What you are asked to do: Give the listing again in full, exactly as written.

Material to process:
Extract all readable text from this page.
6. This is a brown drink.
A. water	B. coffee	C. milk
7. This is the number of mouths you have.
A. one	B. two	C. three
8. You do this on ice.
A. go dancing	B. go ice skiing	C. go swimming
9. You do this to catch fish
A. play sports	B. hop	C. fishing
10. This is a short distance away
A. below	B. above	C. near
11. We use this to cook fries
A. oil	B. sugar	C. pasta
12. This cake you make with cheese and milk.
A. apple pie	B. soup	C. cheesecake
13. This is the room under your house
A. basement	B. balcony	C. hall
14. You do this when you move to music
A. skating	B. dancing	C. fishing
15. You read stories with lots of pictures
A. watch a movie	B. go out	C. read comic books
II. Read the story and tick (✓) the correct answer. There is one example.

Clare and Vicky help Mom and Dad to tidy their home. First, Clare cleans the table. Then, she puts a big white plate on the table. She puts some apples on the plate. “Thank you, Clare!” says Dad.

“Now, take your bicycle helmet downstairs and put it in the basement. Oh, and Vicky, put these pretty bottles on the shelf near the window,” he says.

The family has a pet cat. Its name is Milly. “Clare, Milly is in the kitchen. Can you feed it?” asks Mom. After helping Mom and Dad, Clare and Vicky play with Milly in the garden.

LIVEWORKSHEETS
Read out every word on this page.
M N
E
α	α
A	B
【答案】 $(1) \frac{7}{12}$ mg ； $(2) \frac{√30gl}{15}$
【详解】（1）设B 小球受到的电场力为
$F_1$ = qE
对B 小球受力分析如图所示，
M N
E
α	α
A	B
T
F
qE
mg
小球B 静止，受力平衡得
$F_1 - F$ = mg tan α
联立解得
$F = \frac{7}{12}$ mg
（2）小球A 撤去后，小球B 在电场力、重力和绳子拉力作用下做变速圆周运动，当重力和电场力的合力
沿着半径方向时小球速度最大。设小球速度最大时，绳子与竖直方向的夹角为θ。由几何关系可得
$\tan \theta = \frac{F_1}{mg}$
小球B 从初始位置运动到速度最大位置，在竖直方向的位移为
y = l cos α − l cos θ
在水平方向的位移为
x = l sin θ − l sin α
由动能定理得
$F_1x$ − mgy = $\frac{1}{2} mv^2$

Solved problem:
Extract all readable text from this page.
6. This is a brown drink.
A. water	B. coffee	C. milk
7. This is the number of mouths you have.
A. one	B. two	C. three
8. You do this on ice.
A. go dancing	B. go ice skiing	C. go swimming
9. You do this to catch fish
A. play sports	B. hop	C. fishing
10. This is a short distance away
A. below	B. above	C. near
11. We use this to cook fries
A. oil	B. sugar	C. pasta
12. This cake you make with cheese and milk.
A. apple pie	B. soup	C. cheesecake
13. This is the room under your house
A. basement	B. balcony	C. hall
14. You do this when you move to music
A. skating	B. dancing	C. fishing
15. You read stories with lots of pictures
A. watch a movie	B. go out	C. read comic books
II. Read the story and tick (✓) the correct answer. There is one example.

Clare and Vicky help Mom and Dad to tidy their home. First, Clare cleans the table. Then, she puts a big white plate on the table. She puts some apples on the plate. “Thank you, Clare!” says Dad.

“Now, take your bicycle helmet downstairs and put it in the basement. Oh, and Vicky, put these pretty bottles on the shelf near the window,” he says.

The family has a pet cat. Its name is Milly. “Clare, Milly is in the kitchen. Can you feed it?” asks Mom. After helping Mom and Dad, Clare and Vicky play with Milly in the garden.

LIVEWORKSHEETS
Read out every word on this page.
M N
E
α	α
A	B
【答案】 $(1) \frac{7}{12}$ mg ； $(2) \frac{√30gl}{15}$
【详解】（1）设B 小球受到的电场力为
$F_1$ = qE
对B 小球受力分析如图所示，
M N
E
α	α
A	B
T
F
qE
mg
小球B 静止，受力平衡得
$F_1 - F$ = mg tan α
联立解得
$F = \frac{7}{12}$ mg
（2）小球A 撤去后，小球B 在电场力、重力和绳子拉力作用下做变速圆周运动，当重力和电场力的合力
沿着半径方向时小球速度最大。设小球速度最大时，绳子与竖直方向的夹角为θ。由几何关系可得
$\tan \theta = \frac{F_1}{mg}$
小球B 从初始位置运动到速度最大位置，在竖直方向的位移为
y = l cos α − l cos θ
在水平方向的位移为
x = l sin θ − l sin α
由动能定理得
$F_1x$ − mgy = $\frac{1}{2} mv^2$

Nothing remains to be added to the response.